Transcribe all the entries word for word, omitting any pictures they contain.

Exercise material:
**********
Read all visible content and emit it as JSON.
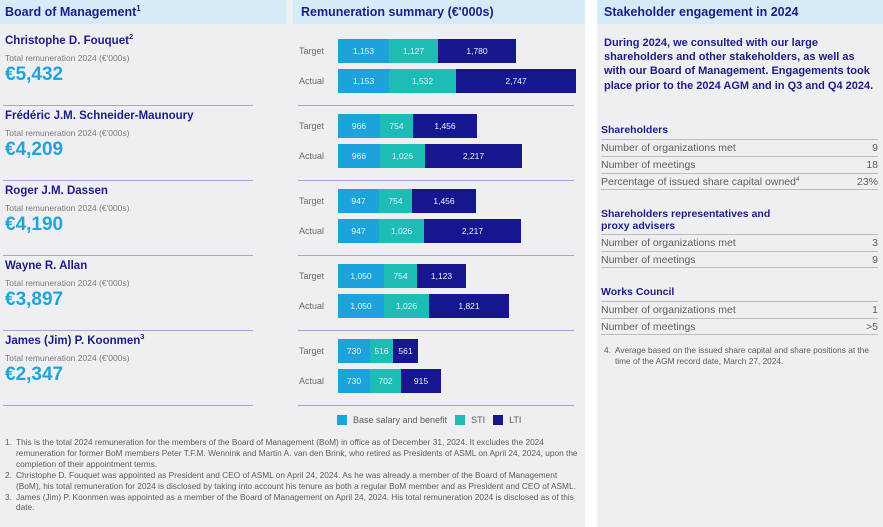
{
  "left_header": {
    "title": "Board of Management",
    "sup": "1"
  },
  "chart_header": {
    "title": "Remuneration summary (€'000s)"
  },
  "people": [
    {
      "name": "Christophe D. Fouquet",
      "sup": "2",
      "label": "Total remuneration 2024 (€'000s)",
      "total": "€5,432"
    },
    {
      "name": "Frédéric J.M. Schneider-Maunoury",
      "sup": "",
      "label": "Total remuneration 2024 (€'000s)",
      "total": "€4,209"
    },
    {
      "name": "Roger J.M. Dassen",
      "sup": "",
      "label": "Total remuneration 2024 (€'000s)",
      "total": "€4,190"
    },
    {
      "name": "Wayne R. Allan",
      "sup": "",
      "label": "Total remuneration 2024 (€'000s)",
      "total": "€3,897"
    },
    {
      "name": "James (Jim) P. Koonmen",
      "sup": "3",
      "label": "Total remuneration 2024 (€'000s)",
      "total": "€2,347"
    }
  ],
  "colors": {
    "base": "#1ea2dc",
    "sti": "#1dbcb4",
    "lti": "#16168f",
    "navy": "#1d1d8a",
    "accent": "#1ea6dc"
  },
  "chart_data": {
    "type": "bar",
    "orientation": "horizontal-stacked",
    "title": "Remuneration summary (€'000s)",
    "categories": [
      "Target",
      "Actual"
    ],
    "groups": [
      "Christophe D. Fouquet",
      "Frédéric J.M. Schneider-Maunoury",
      "Roger J.M. Dassen",
      "Wayne R. Allan",
      "James (Jim) P. Koonmen"
    ],
    "series": [
      {
        "name": "Base salary and benefit",
        "values": [
          [
            1153,
            1153
          ],
          [
            966,
            966
          ],
          [
            947,
            947
          ],
          [
            1050,
            1050
          ],
          [
            730,
            730
          ]
        ],
        "labels": [
          [
            "1,153",
            "1,153"
          ],
          [
            "966",
            "966"
          ],
          [
            "947",
            "947"
          ],
          [
            "1,050",
            "1,050"
          ],
          [
            "730",
            "730"
          ]
        ]
      },
      {
        "name": "STI",
        "values": [
          [
            1127,
            1532
          ],
          [
            754,
            1026
          ],
          [
            754,
            1026
          ],
          [
            754,
            1026
          ],
          [
            516,
            702
          ]
        ],
        "labels": [
          [
            "1,127",
            "1,532"
          ],
          [
            "754",
            "1,026"
          ],
          [
            "754",
            "1,026"
          ],
          [
            "754",
            "1,026"
          ],
          [
            "516",
            "702"
          ]
        ]
      },
      {
        "name": "LTI",
        "values": [
          [
            1780,
            2747
          ],
          [
            1456,
            2217
          ],
          [
            1456,
            2217
          ],
          [
            1123,
            1821
          ],
          [
            561,
            915
          ]
        ],
        "labels": [
          [
            "1,780",
            "2,747"
          ],
          [
            "1,456",
            "2,217"
          ],
          [
            "1,456",
            "2,217"
          ],
          [
            "1,123",
            "1,821"
          ],
          [
            "561",
            "915"
          ]
        ]
      }
    ],
    "legend": [
      "Base salary and benefit",
      "STI",
      "LTI"
    ],
    "legend_position": "bottom",
    "xlabel": "",
    "ylabel": ""
  },
  "footnotes": [
    {
      "num": "1.",
      "text": "This is the total 2024 remuneration for the members of the Board of Management (BoM) in office as of December 31, 2024. It excludes the 2024 remuneration for former BoM members Peter T.F.M. Wennink and Martin A. van den Brink, who retired as Presidents of ASML on April 24, 2024, upon the completion of their appointment terms."
    },
    {
      "num": "2.",
      "text": "Christophe D. Fouquet was appointed as President and CEO of ASML on April 24, 2024. As he was already a member of the Board of Management (BoM), his total remuneration for 2024 is disclosed by taking into account his tenure as both a regular BoM member and as President and CEO of ASML."
    },
    {
      "num": "3.",
      "text": "James (Jim) P. Koonmen was appointed as a member of the Board of Management on April 24, 2024. His total remuneration 2024 is disclosed as of this date."
    }
  ],
  "stakeholder": {
    "title": "Stakeholder engagement in 2024",
    "intro": "During 2024, we consulted with our large shareholders and other stakeholders, as well as with our Board of Management. Engagements took place prior to the 2024 AGM and in Q3 and Q4 2024.",
    "sections": [
      {
        "title": "Shareholders",
        "rows": [
          {
            "label": "Number of organizations met",
            "sup": "",
            "value": "9"
          },
          {
            "label": "Number of meetings",
            "sup": "",
            "value": "18"
          },
          {
            "label": "Percentage of issued share capital owned",
            "sup": "4",
            "value": "23%"
          }
        ]
      },
      {
        "title": "Shareholders representatives and proxy advisers",
        "rows": [
          {
            "label": "Number of organizations met",
            "sup": "",
            "value": "3"
          },
          {
            "label": "Number of meetings",
            "sup": "",
            "value": "9"
          }
        ]
      },
      {
        "title": "Works Council",
        "rows": [
          {
            "label": "Number of organizations met",
            "sup": "",
            "value": "1"
          },
          {
            "label": "Number of meetings",
            "sup": "",
            "value": ">5"
          }
        ]
      }
    ],
    "footnote": {
      "num": "4.",
      "text": "Average based on the issued share capital and share positions at the time of the AGM record date, March 27, 2024."
    }
  }
}
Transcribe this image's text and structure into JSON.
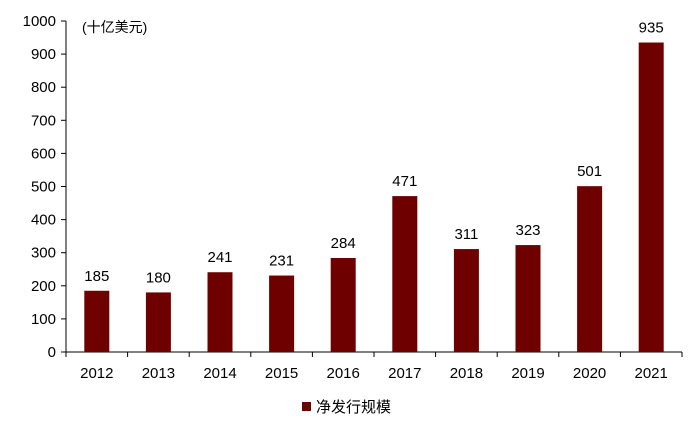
{
  "chart_data": {
    "type": "bar",
    "unit_label": "(十亿美元)",
    "categories": [
      "2012",
      "2013",
      "2014",
      "2015",
      "2016",
      "2017",
      "2018",
      "2019",
      "2020",
      "2021"
    ],
    "series": [
      {
        "name": "净发行规模",
        "values": [
          185,
          180,
          241,
          231,
          284,
          471,
          311,
          323,
          501,
          935
        ],
        "color": "#6e0000"
      }
    ],
    "ylim": [
      0,
      1000
    ],
    "yticks": [
      0,
      100,
      200,
      300,
      400,
      500,
      600,
      700,
      800,
      900,
      1000
    ],
    "grid": false,
    "legend_position": "bottom-center"
  }
}
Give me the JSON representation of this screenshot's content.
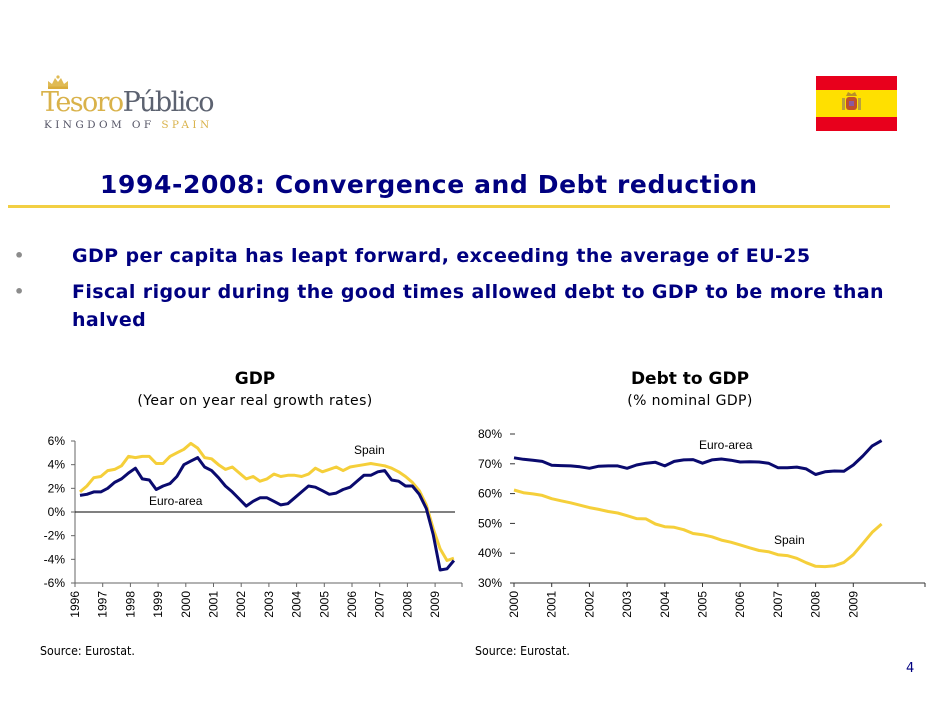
**********
Answer to the problem:
Read all visible content and emit it as JSON.
{
  "left_header": {
    "title": "Board of Management",
    "sup": "1"
  },
  "chart_header": {
    "title": "Remuneration summary (€'000s)"
  },
  "people": [
    {
      "name": "Christophe D. Fouquet",
      "sup": "2",
      "label": "Total remuneration 2024 (€'000s)",
      "total": "€5,432"
    },
    {
      "name": "Frédéric J.M. Schneider-Maunoury",
      "sup": "",
      "label": "Total remuneration 2024 (€'000s)",
      "total": "€4,209"
    },
    {
      "name": "Roger J.M. Dassen",
      "sup": "",
      "label": "Total remuneration 2024 (€'000s)",
      "total": "€4,190"
    },
    {
      "name": "Wayne R. Allan",
      "sup": "",
      "label": "Total remuneration 2024 (€'000s)",
      "total": "€3,897"
    },
    {
      "name": "James (Jim) P. Koonmen",
      "sup": "3",
      "label": "Total remuneration 2024 (€'000s)",
      "total": "€2,347"
    }
  ],
  "colors": {
    "base": "#1ea2dc",
    "sti": "#1dbcb4",
    "lti": "#16168f",
    "navy": "#1d1d8a",
    "accent": "#1ea6dc"
  },
  "chart_data": {
    "type": "bar",
    "orientation": "horizontal-stacked",
    "title": "Remuneration summary (€'000s)",
    "categories": [
      "Target",
      "Actual"
    ],
    "groups": [
      "Christophe D. Fouquet",
      "Frédéric J.M. Schneider-Maunoury",
      "Roger J.M. Dassen",
      "Wayne R. Allan",
      "James (Jim) P. Koonmen"
    ],
    "series": [
      {
        "name": "Base salary and benefit",
        "values": [
          [
            1153,
            1153
          ],
          [
            966,
            966
          ],
          [
            947,
            947
          ],
          [
            1050,
            1050
          ],
          [
            730,
            730
          ]
        ],
        "labels": [
          [
            "1,153",
            "1,153"
          ],
          [
            "966",
            "966"
          ],
          [
            "947",
            "947"
          ],
          [
            "1,050",
            "1,050"
          ],
          [
            "730",
            "730"
          ]
        ]
      },
      {
        "name": "STI",
        "values": [
          [
            1127,
            1532
          ],
          [
            754,
            1026
          ],
          [
            754,
            1026
          ],
          [
            754,
            1026
          ],
          [
            516,
            702
          ]
        ],
        "labels": [
          [
            "1,127",
            "1,532"
          ],
          [
            "754",
            "1,026"
          ],
          [
            "754",
            "1,026"
          ],
          [
            "754",
            "1,026"
          ],
          [
            "516",
            "702"
          ]
        ]
      },
      {
        "name": "LTI",
        "values": [
          [
            1780,
            2747
          ],
          [
            1456,
            2217
          ],
          [
            1456,
            2217
          ],
          [
            1123,
            1821
          ],
          [
            561,
            915
          ]
        ],
        "labels": [
          [
            "1,780",
            "2,747"
          ],
          [
            "1,456",
            "2,217"
          ],
          [
            "1,456",
            "2,217"
          ],
          [
            "1,123",
            "1,821"
          ],
          [
            "561",
            "915"
          ]
        ]
      }
    ],
    "legend": [
      "Base salary and benefit",
      "STI",
      "LTI"
    ],
    "legend_position": "bottom",
    "xlabel": "",
    "ylabel": ""
  },
  "footnotes": [
    {
      "num": "1.",
      "text": "This is the total 2024 remuneration for the members of the Board of Management (BoM) in office as of December 31, 2024. It excludes the 2024 remuneration for former BoM members Peter T.F.M. Wennink and Martin A. van den Brink, who retired as Presidents of ASML on April 24, 2024, upon the completion of their appointment terms."
    },
    {
      "num": "2.",
      "text": "Christophe D. Fouquet was appointed as President and CEO of ASML on April 24, 2024. As he was already a member of the Board of Management (BoM), his total remuneration for 2024 is disclosed by taking into account his tenure as both a regular BoM member and as President and CEO of ASML."
    },
    {
      "num": "3.",
      "text": "James (Jim) P. Koonmen was appointed as a member of the Board of Management on April 24, 2024. His total remuneration 2024 is disclosed as of this date."
    }
  ],
  "stakeholder": {
    "title": "Stakeholder engagement in 2024",
    "intro": "During 2024, we consulted with our large shareholders and other stakeholders, as well as with our Board of Management. Engagements took place prior to the 2024 AGM and in Q3 and Q4 2024.",
    "sections": [
      {
        "title": "Shareholders",
        "rows": [
          {
            "label": "Number of organizations met",
            "sup": "",
            "value": "9"
          },
          {
            "label": "Number of meetings",
            "sup": "",
            "value": "18"
          },
          {
            "label": "Percentage of issued share capital owned",
            "sup": "4",
            "value": "23%"
          }
        ]
      },
      {
        "title": "Shareholders representatives and proxy advisers",
        "rows": [
          {
            "label": "Number of organizations met",
            "sup": "",
            "value": "3"
          },
          {
            "label": "Number of meetings",
            "sup": "",
            "value": "9"
          }
        ]
      },
      {
        "title": "Works Council",
        "rows": [
          {
            "label": "Number of organizations met",
            "sup": "",
            "value": "1"
          },
          {
            "label": "Number of meetings",
            "sup": "",
            "value": ">5"
          }
        ]
      }
    ],
    "footnote": {
      "num": "4.",
      "text": "Average based on the issued share capital and share positions at the time of the AGM record date, March 27, 2024."
    }
  }
}
Transcribe this image's text and structure into JSON.
{
  "chart_data": {
    "type": "bar",
    "unit_label": "(十亿美元)",
    "categories": [
      "2012",
      "2013",
      "2014",
      "2015",
      "2016",
      "2017",
      "2018",
      "2019",
      "2020",
      "2021"
    ],
    "series": [
      {
        "name": "净发行规模",
        "values": [
          185,
          180,
          241,
          231,
          284,
          471,
          311,
          323,
          501,
          935
        ],
        "color": "#6e0000"
      }
    ],
    "ylim": [
      0,
      1000
    ],
    "yticks": [
      0,
      100,
      200,
      300,
      400,
      500,
      600,
      700,
      800,
      900,
      1000
    ],
    "grid": false,
    "legend_position": "bottom-center"
  }
}
Give me the JSON representation of this screenshot's content.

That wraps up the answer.